● **Set problem**:
Return the full material exactly.

● **Supplied data**:
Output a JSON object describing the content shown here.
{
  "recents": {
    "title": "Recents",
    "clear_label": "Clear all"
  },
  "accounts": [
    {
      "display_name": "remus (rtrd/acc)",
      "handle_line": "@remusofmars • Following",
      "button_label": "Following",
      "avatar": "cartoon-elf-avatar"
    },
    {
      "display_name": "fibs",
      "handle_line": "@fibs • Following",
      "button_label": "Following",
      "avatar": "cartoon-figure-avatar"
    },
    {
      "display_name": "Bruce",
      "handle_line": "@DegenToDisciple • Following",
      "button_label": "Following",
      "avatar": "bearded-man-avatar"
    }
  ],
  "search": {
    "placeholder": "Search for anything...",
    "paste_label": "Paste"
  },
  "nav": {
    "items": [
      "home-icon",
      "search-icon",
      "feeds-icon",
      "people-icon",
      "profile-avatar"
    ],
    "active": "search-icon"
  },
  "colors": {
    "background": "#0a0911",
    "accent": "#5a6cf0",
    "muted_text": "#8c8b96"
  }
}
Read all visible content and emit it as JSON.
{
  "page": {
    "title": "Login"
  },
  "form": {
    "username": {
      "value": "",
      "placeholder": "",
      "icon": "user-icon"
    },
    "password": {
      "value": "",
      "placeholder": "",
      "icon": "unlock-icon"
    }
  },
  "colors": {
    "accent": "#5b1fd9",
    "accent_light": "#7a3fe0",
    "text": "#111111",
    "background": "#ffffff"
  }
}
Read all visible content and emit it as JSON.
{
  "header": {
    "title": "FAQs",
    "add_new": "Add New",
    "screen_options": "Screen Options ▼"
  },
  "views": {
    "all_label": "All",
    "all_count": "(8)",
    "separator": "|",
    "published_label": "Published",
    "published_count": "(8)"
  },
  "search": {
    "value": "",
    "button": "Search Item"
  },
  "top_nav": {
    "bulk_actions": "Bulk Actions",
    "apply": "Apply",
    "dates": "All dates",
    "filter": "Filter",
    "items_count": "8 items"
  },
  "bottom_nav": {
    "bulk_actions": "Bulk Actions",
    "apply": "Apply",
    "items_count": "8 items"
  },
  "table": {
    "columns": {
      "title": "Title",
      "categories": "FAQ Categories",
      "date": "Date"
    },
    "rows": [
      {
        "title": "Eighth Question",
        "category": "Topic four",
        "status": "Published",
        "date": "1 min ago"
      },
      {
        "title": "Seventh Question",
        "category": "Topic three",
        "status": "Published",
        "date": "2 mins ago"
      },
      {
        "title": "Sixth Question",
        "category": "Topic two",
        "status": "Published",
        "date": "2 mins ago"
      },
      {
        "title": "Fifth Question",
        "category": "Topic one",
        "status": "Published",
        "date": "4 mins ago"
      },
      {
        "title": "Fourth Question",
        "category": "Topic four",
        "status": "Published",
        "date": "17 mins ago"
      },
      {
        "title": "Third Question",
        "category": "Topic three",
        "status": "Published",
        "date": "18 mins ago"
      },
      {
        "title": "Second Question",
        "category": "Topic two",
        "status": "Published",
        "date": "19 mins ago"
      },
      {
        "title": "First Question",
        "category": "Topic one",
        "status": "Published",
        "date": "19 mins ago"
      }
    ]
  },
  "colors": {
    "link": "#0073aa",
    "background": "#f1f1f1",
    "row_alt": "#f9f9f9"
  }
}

● **Answer for this exercise**:
Output a JSON object describing the content shown here.
{
  "recents": {
    "title": "Recents",
    "clear_label": "Clear all"
  },
  "accounts": [
    {
      "display_name": "remus (rtrd/acc)",
      "handle_line": "@remusofmars • Following",
      "button_label": "Following",
      "avatar": "cartoon-elf-avatar"
    },
    {
      "display_name": "fibs",
      "handle_line": "@fibs • Following",
      "button_label": "Following",
      "avatar": "cartoon-figure-avatar"
    },
    {
      "display_name": "Bruce",
      "handle_line": "@DegenToDisciple • Following",
      "button_label": "Following",
      "avatar": "bearded-man-avatar"
    }
  ],
  "search": {
    "placeholder": "Search for anything...",
    "paste_label": "Paste"
  },
  "nav": {
    "items": [
      "home-icon",
      "search-icon",
      "feeds-icon",
      "people-icon",
      "profile-avatar"
    ],
    "active": "search-icon"
  },
  "colors": {
    "background": "#0a0911",
    "accent": "#5a6cf0",
    "muted_text": "#8c8b96"
  }
}
Read all visible content and emit it as JSON.
{
  "page": {
    "title": "Login"
  },
  "form": {
    "username": {
      "value": "",
      "placeholder": "",
      "icon": "user-icon"
    },
    "password": {
      "value": "",
      "placeholder": "",
      "icon": "unlock-icon"
    }
  },
  "colors": {
    "accent": "#5b1fd9",
    "accent_light": "#7a3fe0",
    "text": "#111111",
    "background": "#ffffff"
  }
}
Read all visible content and emit it as JSON.
{
  "header": {
    "title": "FAQs",
    "add_new": "Add New",
    "screen_options": "Screen Options ▼"
  },
  "views": {
    "all_label": "All",
    "all_count": "(8)",
    "separator": "|",
    "published_label": "Published",
    "published_count": "(8)"
  },
  "search": {
    "value": "",
    "button": "Search Item"
  },
  "top_nav": {
    "bulk_actions": "Bulk Actions",
    "apply": "Apply",
    "dates": "All dates",
    "filter": "Filter",
    "items_count": "8 items"
  },
  "bottom_nav": {
    "bulk_actions": "Bulk Actions",
    "apply": "Apply",
    "items_count": "8 items"
  },
  "table": {
    "columns": {
      "title": "Title",
      "categories": "FAQ Categories",
      "date": "Date"
    },
    "rows": [
      {
        "title": "Eighth Question",
        "category": "Topic four",
        "status": "Published",
        "date": "1 min ago"
      },
      {
        "title": "Seventh Question",
        "category": "Topic three",
        "status": "Published",
        "date": "2 mins ago"
      },
      {
        "title": "Sixth Question",
        "category": "Topic two",
        "status": "Published",
        "date": "2 mins ago"
      },
      {
        "title": "Fifth Question",
        "category": "Topic one",
        "status": "Published",
        "date": "4 mins ago"
      },
      {
        "title": "Fourth Question",
        "category": "Topic four",
        "status": "Published",
        "date": "17 mins ago"
      },
      {
        "title": "Third Question",
        "category": "Topic three",
        "status": "Published",
        "date": "18 mins ago"
      },
      {
        "title": "Second Question",
        "category": "Topic two",
        "status": "Published",
        "date": "19 mins ago"
      },
      {
        "title": "First Question",
        "category": "Topic one",
        "status": "Published",
        "date": "19 mins ago"
      }
    ]
  },
  "colors": {
    "link": "#0073aa",
    "background": "#f1f1f1",
    "row_alt": "#f9f9f9"
  }
}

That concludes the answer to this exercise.